* Supplied information
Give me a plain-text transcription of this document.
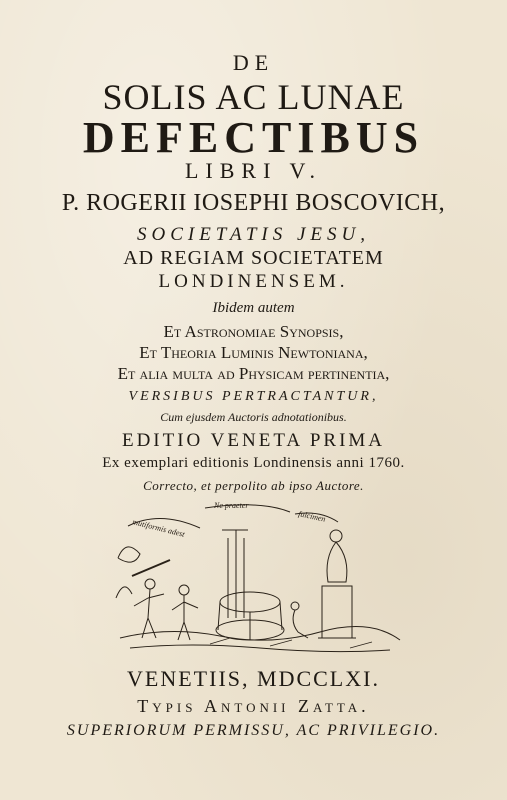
DE
SOLIS AC LUNAE
DEFECTIBUS
LIBRI V.
P. ROGERII IOSEPHI BOSCOVICH,
SOCIETATIS JESU,
AD REGIAM SOCIETATEM
LONDINENSEM.
Ibidem autem
Et Astronomiae Synopsis,
Et Theoria Luminis Newtoniana,
Et alia multa ad Physicam pertinentia,
VERSIBUS PERTRACTANTUR,
Cum ejusdem Auctoris adnotationibus.
EDITIO VENETA PRIMA
Ex exemplari editionis Londinensis anni 1760.
Correcto, et perpolito ab ipso Auctore.
mutiformis adest
Ne praeter
fulcimen
VENETIIS, MDCCLXI.
Typis Antonii Zatta.
SUPERIORUM PERMISSU, AC PRIVILEGIO.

* Work to be completed
All of the entries need to be transcribed word for word; pictures are left out.

* Final answer
Give me a plain-text transcription of this document.
DE
SOLIS AC LUNAE
DEFECTIBUS
LIBRI V.
P. ROGERII IOSEPHI BOSCOVICH,
SOCIETATIS JESU,
AD REGIAM SOCIETATEM
LONDINENSEM.
Ibidem autem
Et Astronomiae Synopsis,
Et Theoria Luminis Newtoniana,
Et alia multa ad Physicam pertinentia,
VERSIBUS PERTRACTANTUR,
Cum ejusdem Auctoris adnotationibus.
EDITIO VENETA PRIMA
Ex exemplari editionis Londinensis anni 1760.
Correcto, et perpolito ab ipso Auctore.
mutiformis adest
Ne praeter
fulcimen
VENETIIS, MDCCLXI.
Typis Antonii Zatta.
SUPERIORUM PERMISSU, AC PRIVILEGIO.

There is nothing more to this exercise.